EXCERPT TO READ:
◇ ◇ ◇

From f0fe9e7218621d7214e483e6fe2c02130a8612c5 Mon Sep 17 00:00:00 2001
From: Jason Cramer <jason.t.cramer@gmail.com>
Date: Tue, 24 Apr 2018 14:06:29 -0400
Subject: [PATCH 185/201] Expose option for retraining with validation in
 command line arguments

---
 06_train_classifier.py | 6 ++++++
 classifier/train.py    | 6 +++++-
 2 files changed, 11 insertions(+), 1 deletion(-)

diff --git a/06_train_classifier.py b/06_train_classifier.py
index 13df66d..858156d 100644
--- a/06_train_classifier.py
+++ b/06_train_classifier.py
@@ -49,6 +49,12 @@ def parse_arguments():
                         default=0.15,
                         help='If no validation fold is used, the ratio of the extended training set to set aside for validation')
 
+    parser.add_argument('-pstwv',
+                        '--parameter-search-train-with-valid',
+                        dest='parameter_search_train_with_valid',
+                        action='store_true',
+                        help='If True, retrain with validation set')

◇ ◇ ◇

STORED DATA:
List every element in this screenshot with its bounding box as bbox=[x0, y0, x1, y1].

◇ ◇ ◇

REQUIRED ACTIONS:
- a) From the patch, extract the stretch from "diff --git a/06_train_classifier.py" through "with validation set')".
- b) List every keyword argument name passed in the parser.add_argument call that the patch adds.

RESULTS BY TASK:
- a)
diff --git a/06_train_classifier.py b/06_train_classifier.py
index 13df66d..858156d 100644
--- a/06_train_classifier.py
+++ b/06_train_classifier.py
@@ -49,6 +49,12 @@ def parse_arguments():
                         default=0.15,
                         help='If no validation fold is used, the ratio of the extended training set to set aside for validation')
 
+    parser.add_argument('-pstwv',
+                        '--parameter-search-train-with-valid',
+                        dest='parameter_search_train_with_valid',
+                        action='store_true',
+                        help='If True, retrain with validation set')

- b)
dest
action
help